:: THE TASK ::
Your answer should be one number: how many lines of the records hold the string "sapphire".

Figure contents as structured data
-=-=-

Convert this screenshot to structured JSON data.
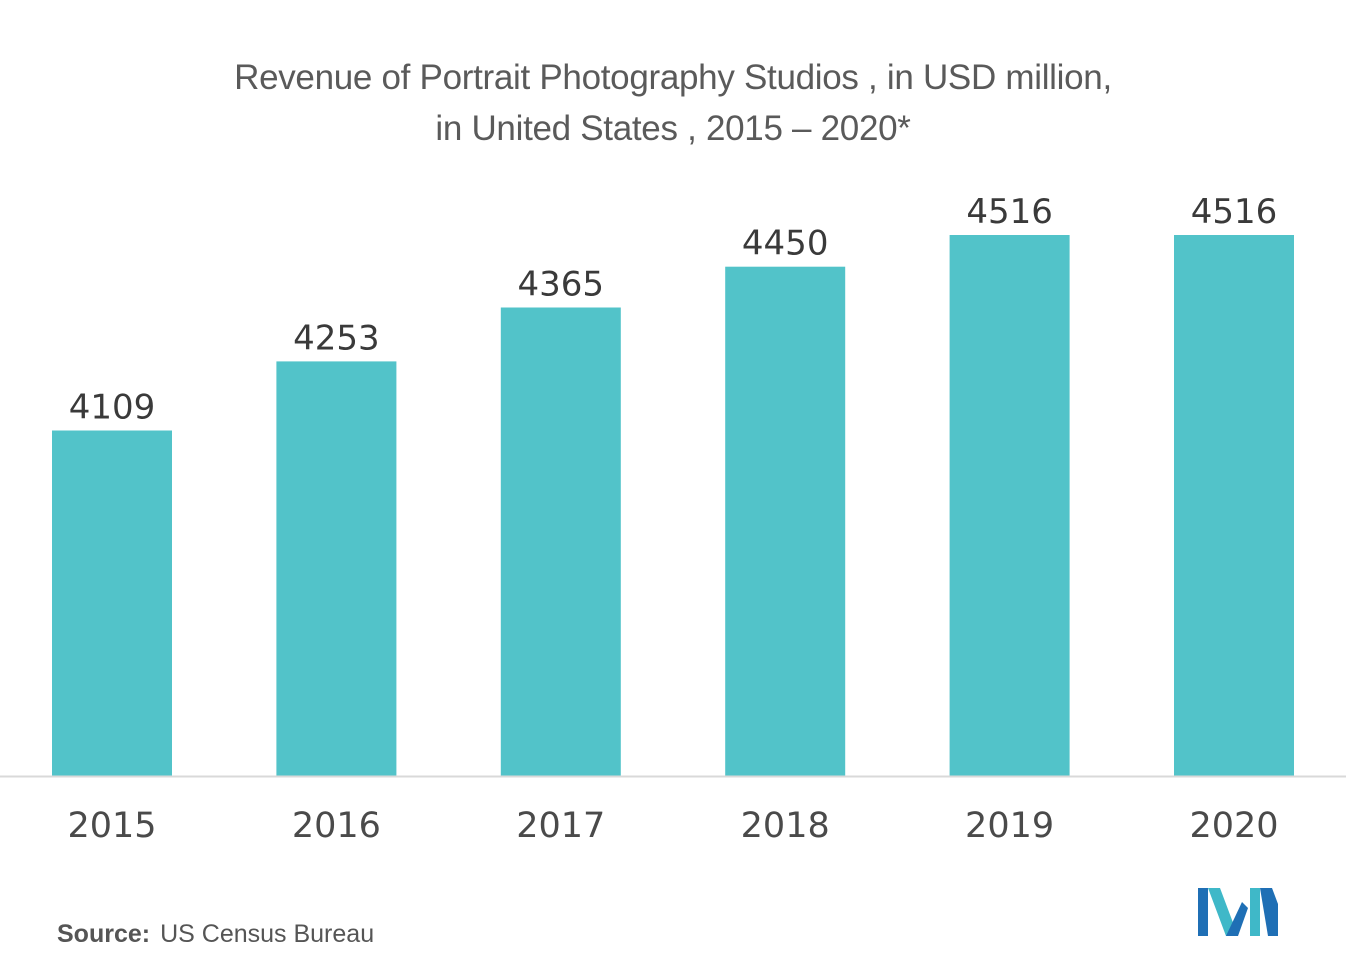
{
  "chart_data": {
    "type": "bar",
    "title_lines": [
      "Revenue of Portrait Photography Studios , in USD million,",
      "in United States , 2015 – 2020*"
    ],
    "categories": [
      "2015",
      "2016",
      "2017",
      "2018",
      "2019",
      "2020"
    ],
    "values": [
      4109,
      4253,
      4365,
      4450,
      4516,
      4516
    ],
    "bar_color": "#52c3c9",
    "axis_color": "#d9d9d9",
    "data_labels": true,
    "grid": false,
    "legend": "none"
  },
  "source": {
    "key": "Source:",
    "value": "US Census Bureau"
  },
  "logo": {
    "icon": "mordor-intelligence-logo-icon",
    "colors": [
      "#1f6fb5",
      "#3fb8c8"
    ]
  }
}
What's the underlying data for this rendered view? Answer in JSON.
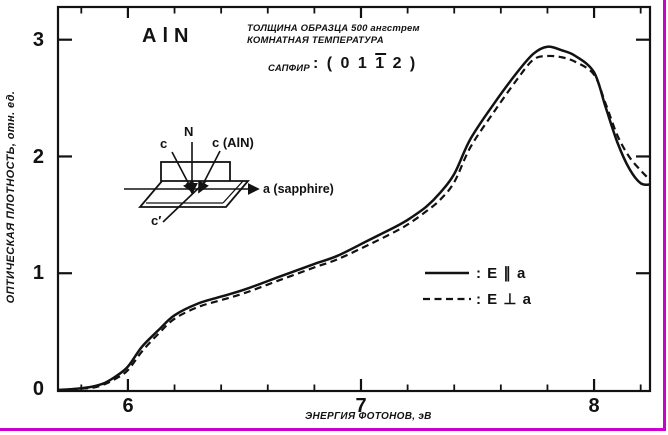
{
  "figure": {
    "title": "AlN",
    "sample_info_line1": "ТОЛЩИНА ОБРАЗЦА 500 ангстрем",
    "sample_info_line2": "КОМНАТНАЯ ТЕМПЕРАТУРА",
    "substrate": {
      "name": "САПФИР",
      "orientation_prefix": ": ( 0 1 ",
      "orientation_overbar": "1",
      "orientation_suffix": " 2 )"
    },
    "inset": {
      "labels": {
        "n_axis": "N",
        "c_left": "c",
        "c_aln": "c (AlN)",
        "a_sapphire": "a (sapphire)",
        "c_prime": "c′"
      }
    },
    "legend": {
      "solid": ": E ∥ a",
      "dashed": ": E ⊥ a"
    },
    "x_tick_labels": [
      "6",
      "7",
      "8"
    ],
    "y_tick_labels": [
      "0",
      "1",
      "2",
      "3"
    ],
    "xlabel": "ЭНЕРГИЯ ФОТОНОВ, эВ",
    "ylabel": "ОПТИЧЕСКАЯ ПЛОТНОСТЬ, отн. ед.",
    "border_color": "#cc00cc",
    "ink_color": "#121212"
  },
  "chart_data": {
    "type": "line",
    "title": "AlN optical density spectra on sapphire (011̄2), thickness 500 Å, room temperature",
    "xlabel": "ЭНЕРГИЯ ФОТОНОВ, эВ",
    "ylabel": "ОПТИЧЕСКАЯ ПЛОТНОСТЬ, отн. ед.",
    "xlim": [
      5.7,
      8.24
    ],
    "ylim": [
      0,
      3.28
    ],
    "x_major_ticks": [
      6,
      7,
      8
    ],
    "x_minor_tick_step": 0.2,
    "y_major_ticks": [
      0,
      1,
      2,
      3
    ],
    "grid": false,
    "legend_position": "center-right",
    "x": [
      5.7,
      5.78,
      5.85,
      5.9,
      5.95,
      6.0,
      6.06,
      6.13,
      6.2,
      6.3,
      6.4,
      6.5,
      6.65,
      6.8,
      6.9,
      7.04,
      7.15,
      7.21,
      7.28,
      7.34,
      7.4,
      7.47,
      7.57,
      7.67,
      7.74,
      7.8,
      7.86,
      7.92,
      8.0,
      8.05,
      8.1,
      8.15,
      8.2,
      8.24
    ],
    "series": [
      {
        "name": "E ∥ a",
        "line": "solid",
        "values": [
          0.0,
          0.01,
          0.03,
          0.06,
          0.12,
          0.2,
          0.37,
          0.51,
          0.64,
          0.74,
          0.8,
          0.86,
          0.97,
          1.08,
          1.15,
          1.29,
          1.4,
          1.47,
          1.57,
          1.69,
          1.85,
          2.15,
          2.45,
          2.72,
          2.88,
          2.94,
          2.91,
          2.86,
          2.72,
          2.42,
          2.12,
          1.9,
          1.77,
          1.76
        ]
      },
      {
        "name": "E ⊥ a",
        "line": "dashed",
        "values": [
          0.0,
          0.01,
          0.02,
          0.05,
          0.1,
          0.17,
          0.33,
          0.48,
          0.61,
          0.71,
          0.77,
          0.83,
          0.94,
          1.05,
          1.12,
          1.25,
          1.36,
          1.43,
          1.53,
          1.63,
          1.78,
          2.08,
          2.38,
          2.66,
          2.83,
          2.86,
          2.85,
          2.81,
          2.7,
          2.45,
          2.18,
          2.0,
          1.88,
          1.8
        ]
      }
    ]
  }
}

-=-=-

:: PROBLEM SOLUTION ::
2